### Selected extract
>>>

Wes Buller

Biographical details
- Born: October 6, 1928 Goessel, Kansas, U.S.
- Died: April 2, 2018 (aged 89) Lawrence, Kansas, U.S.

Coaching career (HC unless noted)
- 1960–1964: Bethel (KS)
- 1965–1968: Friends
- 1969–1971: Southwestern (KS)

Head coaching record
- Overall: 51–51–5

= Wes Buller =

American football coach (1928–2018)

Wesley Dale Buller (October 6, 1928 – April 2, 2018) was an American football coach. He served as the head football coach at Bethel College in Newton, Kansas (1960–1964), Friends University in Wichita, Kansas (1965–1968), and Southwestern College in Winfield, Kansas (1969–1971), compiling a career college football record of 51–51–5.

==Coaching career==
===Bethel===
Buller was the head football coach at Bethel College in Newton, Kansas for five seasons, from 1960 until 1964, compiling a record of 17–26–2.

===Friends===
After Bethel, Buller became the head football coach at Friends University in Wichita, Kansas, serving from 1965 to 1968 season, during which time his program recorded a record of 19–15–2.

<<<

### Source information
>>>

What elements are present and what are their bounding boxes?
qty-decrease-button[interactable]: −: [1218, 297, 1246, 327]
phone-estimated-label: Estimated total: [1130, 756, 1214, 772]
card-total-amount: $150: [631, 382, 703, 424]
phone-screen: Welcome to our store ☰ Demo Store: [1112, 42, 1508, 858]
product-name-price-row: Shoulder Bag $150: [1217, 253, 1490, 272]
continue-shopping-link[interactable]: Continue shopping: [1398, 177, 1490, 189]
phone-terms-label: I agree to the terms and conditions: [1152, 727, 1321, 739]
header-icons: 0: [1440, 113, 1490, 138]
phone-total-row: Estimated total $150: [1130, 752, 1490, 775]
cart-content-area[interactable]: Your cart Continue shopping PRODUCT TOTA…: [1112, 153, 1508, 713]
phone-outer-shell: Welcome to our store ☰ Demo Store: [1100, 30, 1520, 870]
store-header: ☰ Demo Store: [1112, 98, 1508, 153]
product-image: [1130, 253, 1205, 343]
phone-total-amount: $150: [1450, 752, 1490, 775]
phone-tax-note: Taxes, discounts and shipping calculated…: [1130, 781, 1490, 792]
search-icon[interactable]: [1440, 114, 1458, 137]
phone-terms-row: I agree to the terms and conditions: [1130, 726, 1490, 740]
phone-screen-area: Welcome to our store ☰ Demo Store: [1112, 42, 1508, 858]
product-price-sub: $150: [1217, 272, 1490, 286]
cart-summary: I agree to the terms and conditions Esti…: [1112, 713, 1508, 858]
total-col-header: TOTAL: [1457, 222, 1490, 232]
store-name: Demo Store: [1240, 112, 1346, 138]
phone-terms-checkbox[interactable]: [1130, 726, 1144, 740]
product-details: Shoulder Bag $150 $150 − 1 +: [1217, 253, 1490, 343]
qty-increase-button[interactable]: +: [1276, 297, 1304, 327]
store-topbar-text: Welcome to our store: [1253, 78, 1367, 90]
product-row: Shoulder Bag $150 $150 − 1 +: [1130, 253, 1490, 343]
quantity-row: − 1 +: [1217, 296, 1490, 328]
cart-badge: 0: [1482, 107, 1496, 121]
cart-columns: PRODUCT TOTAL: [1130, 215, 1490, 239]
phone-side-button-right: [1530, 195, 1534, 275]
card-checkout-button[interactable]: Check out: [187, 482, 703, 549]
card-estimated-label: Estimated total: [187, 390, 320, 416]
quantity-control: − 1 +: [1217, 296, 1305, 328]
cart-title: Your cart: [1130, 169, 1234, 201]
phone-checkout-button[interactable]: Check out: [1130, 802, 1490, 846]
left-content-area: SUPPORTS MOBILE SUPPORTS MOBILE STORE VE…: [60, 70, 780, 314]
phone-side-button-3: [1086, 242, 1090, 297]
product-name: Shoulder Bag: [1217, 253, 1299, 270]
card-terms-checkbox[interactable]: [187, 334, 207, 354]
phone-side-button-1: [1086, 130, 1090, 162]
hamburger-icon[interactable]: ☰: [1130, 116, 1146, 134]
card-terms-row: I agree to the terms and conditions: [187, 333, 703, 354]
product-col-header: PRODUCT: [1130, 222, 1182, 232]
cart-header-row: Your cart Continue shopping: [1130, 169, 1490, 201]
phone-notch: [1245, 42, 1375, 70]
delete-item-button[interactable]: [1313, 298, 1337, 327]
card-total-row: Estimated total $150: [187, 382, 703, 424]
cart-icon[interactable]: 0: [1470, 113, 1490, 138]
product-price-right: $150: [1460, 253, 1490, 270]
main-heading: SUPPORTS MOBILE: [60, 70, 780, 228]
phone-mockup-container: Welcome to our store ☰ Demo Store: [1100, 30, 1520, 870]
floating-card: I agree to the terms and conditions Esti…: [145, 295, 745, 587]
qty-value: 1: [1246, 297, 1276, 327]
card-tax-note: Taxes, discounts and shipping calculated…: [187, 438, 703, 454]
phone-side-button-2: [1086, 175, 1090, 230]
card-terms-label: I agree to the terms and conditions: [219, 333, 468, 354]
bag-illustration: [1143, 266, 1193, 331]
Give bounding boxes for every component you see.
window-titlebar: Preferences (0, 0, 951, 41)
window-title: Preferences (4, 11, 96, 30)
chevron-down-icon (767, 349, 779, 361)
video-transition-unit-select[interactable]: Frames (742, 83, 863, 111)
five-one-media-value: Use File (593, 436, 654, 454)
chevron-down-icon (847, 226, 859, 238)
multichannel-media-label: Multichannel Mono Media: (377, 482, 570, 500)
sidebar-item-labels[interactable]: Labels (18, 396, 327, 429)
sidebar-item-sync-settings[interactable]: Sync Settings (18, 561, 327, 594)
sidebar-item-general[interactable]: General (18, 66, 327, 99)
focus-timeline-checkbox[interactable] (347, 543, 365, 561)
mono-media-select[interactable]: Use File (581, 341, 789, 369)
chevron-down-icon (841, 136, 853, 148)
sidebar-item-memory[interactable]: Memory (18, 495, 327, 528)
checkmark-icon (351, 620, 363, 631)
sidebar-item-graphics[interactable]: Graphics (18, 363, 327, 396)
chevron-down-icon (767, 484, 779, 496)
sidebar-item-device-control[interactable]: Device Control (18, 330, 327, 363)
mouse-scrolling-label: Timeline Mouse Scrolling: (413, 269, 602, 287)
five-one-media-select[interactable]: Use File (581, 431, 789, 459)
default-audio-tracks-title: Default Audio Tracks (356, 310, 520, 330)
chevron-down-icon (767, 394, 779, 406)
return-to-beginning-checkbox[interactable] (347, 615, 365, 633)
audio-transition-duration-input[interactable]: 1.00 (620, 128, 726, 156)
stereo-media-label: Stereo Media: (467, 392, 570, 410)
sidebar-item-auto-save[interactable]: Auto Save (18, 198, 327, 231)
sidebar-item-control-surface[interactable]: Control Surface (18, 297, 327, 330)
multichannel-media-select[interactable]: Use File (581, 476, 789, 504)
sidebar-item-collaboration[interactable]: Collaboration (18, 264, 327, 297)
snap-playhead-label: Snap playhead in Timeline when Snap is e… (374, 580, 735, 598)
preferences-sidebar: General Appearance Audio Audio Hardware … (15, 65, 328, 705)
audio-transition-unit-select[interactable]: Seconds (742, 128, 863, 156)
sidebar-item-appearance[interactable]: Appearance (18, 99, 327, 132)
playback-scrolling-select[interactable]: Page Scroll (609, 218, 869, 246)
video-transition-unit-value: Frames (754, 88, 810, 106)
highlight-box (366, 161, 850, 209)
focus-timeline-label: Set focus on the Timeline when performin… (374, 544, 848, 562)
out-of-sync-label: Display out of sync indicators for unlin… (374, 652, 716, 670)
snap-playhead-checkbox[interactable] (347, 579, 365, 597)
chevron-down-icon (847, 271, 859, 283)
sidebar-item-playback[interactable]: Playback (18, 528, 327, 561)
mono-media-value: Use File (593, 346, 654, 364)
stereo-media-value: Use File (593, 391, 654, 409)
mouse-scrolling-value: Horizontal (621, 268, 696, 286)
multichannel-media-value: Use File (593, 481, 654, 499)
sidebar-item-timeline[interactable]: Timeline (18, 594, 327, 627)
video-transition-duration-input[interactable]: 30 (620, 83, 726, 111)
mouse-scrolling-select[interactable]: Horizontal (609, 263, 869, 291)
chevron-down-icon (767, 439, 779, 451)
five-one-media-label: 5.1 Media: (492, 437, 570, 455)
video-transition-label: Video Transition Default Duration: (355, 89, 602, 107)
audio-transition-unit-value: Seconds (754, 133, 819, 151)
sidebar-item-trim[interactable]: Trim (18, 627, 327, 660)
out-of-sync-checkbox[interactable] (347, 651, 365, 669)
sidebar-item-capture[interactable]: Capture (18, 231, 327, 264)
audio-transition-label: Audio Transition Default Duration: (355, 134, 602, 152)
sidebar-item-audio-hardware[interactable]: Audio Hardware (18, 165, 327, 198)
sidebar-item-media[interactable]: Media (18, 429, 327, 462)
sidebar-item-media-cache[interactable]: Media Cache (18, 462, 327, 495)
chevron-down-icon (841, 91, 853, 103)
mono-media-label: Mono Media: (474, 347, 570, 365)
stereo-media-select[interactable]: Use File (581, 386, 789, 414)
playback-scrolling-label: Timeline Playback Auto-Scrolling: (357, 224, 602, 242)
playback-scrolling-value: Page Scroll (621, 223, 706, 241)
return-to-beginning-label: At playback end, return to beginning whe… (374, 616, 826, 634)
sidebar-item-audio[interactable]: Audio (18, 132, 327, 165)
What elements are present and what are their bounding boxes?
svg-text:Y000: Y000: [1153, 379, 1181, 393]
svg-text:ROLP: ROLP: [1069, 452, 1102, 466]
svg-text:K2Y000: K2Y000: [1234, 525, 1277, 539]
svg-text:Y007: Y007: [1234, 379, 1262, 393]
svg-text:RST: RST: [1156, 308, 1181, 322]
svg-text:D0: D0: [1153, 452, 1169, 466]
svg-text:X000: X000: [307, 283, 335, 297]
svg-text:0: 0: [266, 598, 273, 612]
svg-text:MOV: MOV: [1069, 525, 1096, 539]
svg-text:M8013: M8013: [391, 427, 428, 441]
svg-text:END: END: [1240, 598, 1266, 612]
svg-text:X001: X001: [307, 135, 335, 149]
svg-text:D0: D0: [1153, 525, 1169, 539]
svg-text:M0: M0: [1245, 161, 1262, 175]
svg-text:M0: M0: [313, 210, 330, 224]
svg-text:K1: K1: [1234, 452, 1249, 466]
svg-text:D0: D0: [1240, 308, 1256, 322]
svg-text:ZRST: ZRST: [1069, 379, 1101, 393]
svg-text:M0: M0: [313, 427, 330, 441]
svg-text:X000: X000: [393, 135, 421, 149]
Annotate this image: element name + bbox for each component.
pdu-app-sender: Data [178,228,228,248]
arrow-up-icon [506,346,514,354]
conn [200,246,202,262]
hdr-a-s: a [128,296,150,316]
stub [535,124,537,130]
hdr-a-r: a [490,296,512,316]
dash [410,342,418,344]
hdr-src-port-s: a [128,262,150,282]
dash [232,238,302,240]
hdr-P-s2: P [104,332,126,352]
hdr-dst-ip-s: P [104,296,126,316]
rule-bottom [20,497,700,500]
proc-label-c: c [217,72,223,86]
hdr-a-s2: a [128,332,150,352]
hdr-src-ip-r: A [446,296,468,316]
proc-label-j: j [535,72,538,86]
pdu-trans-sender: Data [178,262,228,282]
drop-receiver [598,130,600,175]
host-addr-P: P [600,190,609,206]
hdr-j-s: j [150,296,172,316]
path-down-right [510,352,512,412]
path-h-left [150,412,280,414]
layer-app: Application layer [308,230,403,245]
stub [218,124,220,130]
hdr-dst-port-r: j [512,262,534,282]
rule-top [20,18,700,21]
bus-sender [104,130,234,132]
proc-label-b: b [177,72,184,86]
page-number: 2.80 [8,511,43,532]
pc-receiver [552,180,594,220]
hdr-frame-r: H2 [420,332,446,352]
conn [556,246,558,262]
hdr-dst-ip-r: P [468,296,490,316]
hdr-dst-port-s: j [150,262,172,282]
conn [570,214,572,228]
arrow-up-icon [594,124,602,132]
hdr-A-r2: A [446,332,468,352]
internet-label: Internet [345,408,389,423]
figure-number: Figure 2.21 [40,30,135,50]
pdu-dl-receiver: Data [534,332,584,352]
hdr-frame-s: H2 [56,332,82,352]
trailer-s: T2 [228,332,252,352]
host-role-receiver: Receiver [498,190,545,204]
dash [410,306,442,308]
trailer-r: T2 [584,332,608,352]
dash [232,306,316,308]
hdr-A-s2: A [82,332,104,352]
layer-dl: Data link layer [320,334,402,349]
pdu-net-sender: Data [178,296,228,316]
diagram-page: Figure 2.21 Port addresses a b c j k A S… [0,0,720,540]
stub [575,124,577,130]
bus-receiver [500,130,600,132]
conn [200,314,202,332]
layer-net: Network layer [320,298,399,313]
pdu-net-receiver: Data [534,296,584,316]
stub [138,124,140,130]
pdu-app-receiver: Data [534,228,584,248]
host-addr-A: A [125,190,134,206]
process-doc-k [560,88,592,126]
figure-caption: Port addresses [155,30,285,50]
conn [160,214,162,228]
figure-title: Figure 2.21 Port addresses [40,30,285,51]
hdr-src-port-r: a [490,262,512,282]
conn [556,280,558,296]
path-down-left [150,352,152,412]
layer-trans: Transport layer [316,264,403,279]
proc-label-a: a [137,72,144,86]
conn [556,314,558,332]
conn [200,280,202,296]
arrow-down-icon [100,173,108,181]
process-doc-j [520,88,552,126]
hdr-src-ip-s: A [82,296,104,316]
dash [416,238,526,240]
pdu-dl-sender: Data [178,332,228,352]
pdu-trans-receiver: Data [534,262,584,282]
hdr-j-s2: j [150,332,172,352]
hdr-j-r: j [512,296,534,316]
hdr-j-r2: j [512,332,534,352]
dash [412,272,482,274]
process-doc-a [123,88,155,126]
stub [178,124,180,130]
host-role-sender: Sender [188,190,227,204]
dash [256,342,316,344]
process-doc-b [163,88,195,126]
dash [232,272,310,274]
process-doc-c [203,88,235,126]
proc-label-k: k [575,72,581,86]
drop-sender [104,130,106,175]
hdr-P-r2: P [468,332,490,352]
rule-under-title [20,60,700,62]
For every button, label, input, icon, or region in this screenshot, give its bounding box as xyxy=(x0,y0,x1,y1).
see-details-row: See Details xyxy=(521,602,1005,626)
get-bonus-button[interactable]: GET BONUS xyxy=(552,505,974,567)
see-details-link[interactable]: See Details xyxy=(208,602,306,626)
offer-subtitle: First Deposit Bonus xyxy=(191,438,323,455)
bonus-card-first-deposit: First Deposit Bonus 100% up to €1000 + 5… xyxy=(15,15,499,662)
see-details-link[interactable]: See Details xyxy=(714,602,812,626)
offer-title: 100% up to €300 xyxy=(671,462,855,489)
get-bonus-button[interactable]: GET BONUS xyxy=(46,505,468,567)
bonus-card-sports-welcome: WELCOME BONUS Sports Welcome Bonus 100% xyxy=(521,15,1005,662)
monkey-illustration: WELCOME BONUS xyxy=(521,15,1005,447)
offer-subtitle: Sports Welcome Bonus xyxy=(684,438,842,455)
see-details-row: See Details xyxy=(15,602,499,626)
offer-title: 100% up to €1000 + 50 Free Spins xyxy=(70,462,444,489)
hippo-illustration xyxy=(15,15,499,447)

<<<

### Problems and tasks
#1 In the Wes Buller biography, what record did Buller compile at Bethel College?
#2 Rewrite the Wes Buller biography between "Coaching career (HC" and "record of 51–51–5.", inclusive, changing "head football coach" to "head coach" wherever it occurs.

### Answers by item number
#1 17–26–2

#2
Coaching career (HC unless noted)
- 1960–1964: Bethel (KS)
- 1965–1968: Friends
- 1969–1971: Southwestern (KS)

Head coaching record
- Overall: 51–51–5

= Wes Buller =

American football coach (1928–2018)

Wesley Dale Buller (October 6, 1928 – April 2, 2018) was an American football coach. He served as the head coach at Bethel College in Newton, Kansas (1960–1964), Friends University in Wichita, Kansas (1965–1968), and Southwestern College in Winfield, Kansas (1969–1971), compiling a career college football record of 51–51–5.